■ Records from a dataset

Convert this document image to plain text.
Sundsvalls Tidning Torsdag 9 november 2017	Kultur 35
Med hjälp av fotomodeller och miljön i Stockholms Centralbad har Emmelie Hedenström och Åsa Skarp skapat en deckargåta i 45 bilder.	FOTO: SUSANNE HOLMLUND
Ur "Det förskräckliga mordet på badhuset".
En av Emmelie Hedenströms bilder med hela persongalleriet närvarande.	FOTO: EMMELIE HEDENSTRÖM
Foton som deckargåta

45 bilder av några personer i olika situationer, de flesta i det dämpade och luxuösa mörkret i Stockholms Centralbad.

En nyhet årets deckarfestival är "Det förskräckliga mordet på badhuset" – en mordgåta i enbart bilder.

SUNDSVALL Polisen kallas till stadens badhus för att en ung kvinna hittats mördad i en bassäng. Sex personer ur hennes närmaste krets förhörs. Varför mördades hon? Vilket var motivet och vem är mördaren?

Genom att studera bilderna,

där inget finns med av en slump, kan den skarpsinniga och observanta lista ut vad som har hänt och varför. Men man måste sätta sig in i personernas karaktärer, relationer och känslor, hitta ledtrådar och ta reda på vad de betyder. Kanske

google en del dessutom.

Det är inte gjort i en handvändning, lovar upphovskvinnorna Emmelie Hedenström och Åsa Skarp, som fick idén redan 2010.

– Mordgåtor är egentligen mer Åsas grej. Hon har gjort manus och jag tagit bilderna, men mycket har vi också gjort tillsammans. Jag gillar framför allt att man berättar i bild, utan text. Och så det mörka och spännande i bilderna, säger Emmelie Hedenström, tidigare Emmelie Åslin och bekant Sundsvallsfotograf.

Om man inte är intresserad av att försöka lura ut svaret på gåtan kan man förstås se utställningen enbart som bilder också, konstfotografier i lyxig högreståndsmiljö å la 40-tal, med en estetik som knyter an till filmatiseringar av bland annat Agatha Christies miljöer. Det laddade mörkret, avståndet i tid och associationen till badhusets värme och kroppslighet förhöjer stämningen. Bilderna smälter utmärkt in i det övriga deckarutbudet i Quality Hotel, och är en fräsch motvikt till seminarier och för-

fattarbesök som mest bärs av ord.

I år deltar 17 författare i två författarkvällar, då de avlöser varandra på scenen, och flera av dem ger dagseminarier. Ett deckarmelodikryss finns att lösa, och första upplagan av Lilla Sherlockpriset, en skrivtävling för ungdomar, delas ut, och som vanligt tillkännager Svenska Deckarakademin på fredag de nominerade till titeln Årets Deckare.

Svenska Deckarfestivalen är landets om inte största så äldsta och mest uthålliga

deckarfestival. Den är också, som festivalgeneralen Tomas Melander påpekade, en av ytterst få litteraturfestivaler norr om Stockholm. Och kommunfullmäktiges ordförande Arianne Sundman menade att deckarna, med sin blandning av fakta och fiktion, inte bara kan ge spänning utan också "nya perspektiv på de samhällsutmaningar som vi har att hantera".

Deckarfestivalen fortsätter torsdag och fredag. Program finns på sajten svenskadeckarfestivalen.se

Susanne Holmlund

■ Required action
All of the records are to be reproduced exactly as they were given.

■ Result
Convert this document image to plain text.
Sundsvalls Tidning Torsdag 9 november 2017	Kultur 35
Med hjälp av fotomodeller och miljön i Stockholms Centralbad har Emmelie Hedenström och Åsa Skarp skapat en deckargåta i 45 bilder.	FOTO: SUSANNE HOLMLUND
Ur "Det förskräckliga mordet på badhuset".
En av Emmelie Hedenströms bilder med hela persongalleriet närvarande.	FOTO: EMMELIE HEDENSTRÖM
Foton som deckargåta

45 bilder av några personer i olika situationer, de flesta i det dämpade och luxuösa mörkret i Stockholms Centralbad.

En nyhet årets deckarfestival är "Det förskräckliga mordet på badhuset" – en mordgåta i enbart bilder.

SUNDSVALL Polisen kallas till stadens badhus för att en ung kvinna hittats mördad i en bassäng. Sex personer ur hennes närmaste krets förhörs. Varför mördades hon? Vilket var motivet och vem är mördaren?

Genom att studera bilderna,

där inget finns med av en slump, kan den skarpsinniga och observanta lista ut vad som har hänt och varför. Men man måste sätta sig in i personernas karaktärer, relationer och känslor, hitta ledtrådar och ta reda på vad de betyder. Kanske

google en del dessutom.

Det är inte gjort i en handvändning, lovar upphovskvinnorna Emmelie Hedenström och Åsa Skarp, som fick idén redan 2010.

– Mordgåtor är egentligen mer Åsas grej. Hon har gjort manus och jag tagit bilderna, men mycket har vi också gjort tillsammans. Jag gillar framför allt att man berättar i bild, utan text. Och så det mörka och spännande i bilderna, säger Emmelie Hedenström, tidigare Emmelie Åslin och bekant Sundsvallsfotograf.

Om man inte är intresserad av att försöka lura ut svaret på gåtan kan man förstås se utställningen enbart som bilder också, konstfotografier i lyxig högreståndsmiljö å la 40-tal, med en estetik som knyter an till filmatiseringar av bland annat Agatha Christies miljöer. Det laddade mörkret, avståndet i tid och associationen till badhusets värme och kroppslighet förhöjer stämningen. Bilderna smälter utmärkt in i det övriga deckarutbudet i Quality Hotel, och är en fräsch motvikt till seminarier och för-

fattarbesök som mest bärs av ord.

I år deltar 17 författare i två författarkvällar, då de avlöser varandra på scenen, och flera av dem ger dagseminarier. Ett deckarmelodikryss finns att lösa, och första upplagan av Lilla Sherlockpriset, en skrivtävling för ungdomar, delas ut, och som vanligt tillkännager Svenska Deckarakademin på fredag de nominerade till titeln Årets Deckare.

Svenska Deckarfestivalen är landets om inte största så äldsta och mest uthålliga

deckarfestival. Den är också, som festivalgeneralen Tomas Melander påpekade, en av ytterst få litteraturfestivaler norr om Stockholm. Och kommunfullmäktiges ordförande Arianne Sundman menade att deckarna, med sin blandning av fakta och fiktion, inte bara kan ge spänning utan också "nya perspektiv på de samhällsutmaningar som vi har att hantera".

Deckarfestivalen fortsätter torsdag och fredag. Program finns på sajten svenskadeckarfestivalen.se

Susanne Holmlund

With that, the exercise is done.